### Provided passage
>>>>

Thursday, May 10, 2012

Does probing the laws of nature put the Earth in jeopardy?

A response to a post at NPR's Cosmos and Culture blog: Physics vs. Philosophy:

Within the experimental physics community, the view is that it is OK to operate a Large Hadron Collider because, if it makes miniature black holes, they will 'evaporate'. According to present theory.

But what if theory is wrong. (It has happened before.) Then, the black hole may go into orbit around the Earth, but with part of the orbit going through the Earth. If collisions with other particles cause the orbit to decay and also cause the black hole to accrete mass, then it grows, and it finds its way more and more toward the center of the Earth, where accretion of more matter is ever more likely. So it grows. Then, when the mass is large enough, the whole Earth implodes into the black hole. Is this an inherent risk of trying to probe the laws of nature at their extreme limits?

<<<<

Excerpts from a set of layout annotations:
>>>>

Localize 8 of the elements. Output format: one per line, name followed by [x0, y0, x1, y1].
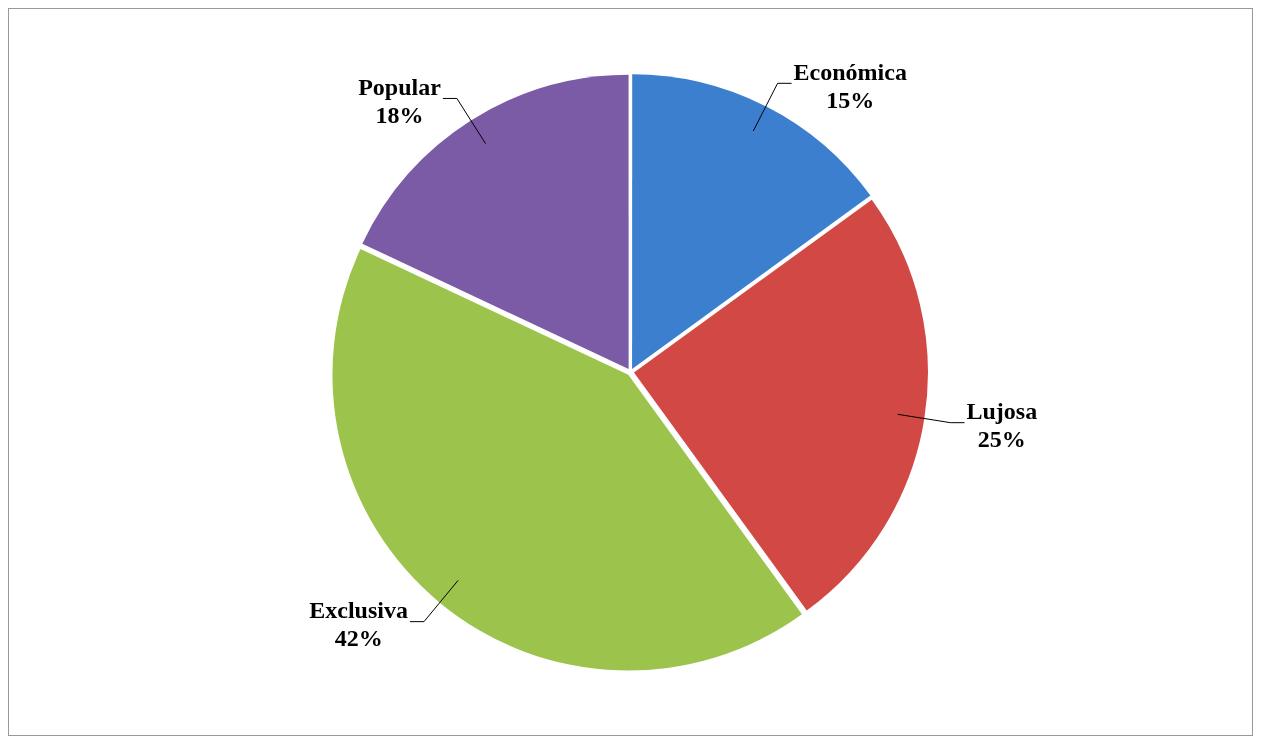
data-label: 25%: [977, 425, 1026, 452]
slice-label: Exclusiva: [309, 596, 408, 623]
slice-label: Popular: [358, 73, 442, 100]
data-label: 18%: [375, 101, 424, 128]
data-label: 15%: [826, 86, 875, 113]
slice-label: Económica: [793, 58, 907, 85]
slice-label: Lujosa: [966, 397, 1038, 424]
data-label: 42%: [334, 624, 383, 651]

<<<<

Can you write out, word for word, everything in the blog post on collider black holes from "Thursday, May 10, 2012" down to "to present theory."?

Thursday, May 10, 2012

Does probing the laws of nature put the Earth in jeopardy?

A response to a post at NPR's Cosmos and Culture blog: Physics vs. Philosophy:

Within the experimental physics community, the view is that it is OK to operate a Large Hadron Collider because, if it makes miniature black holes, they will 'evaporate'. According to present theory.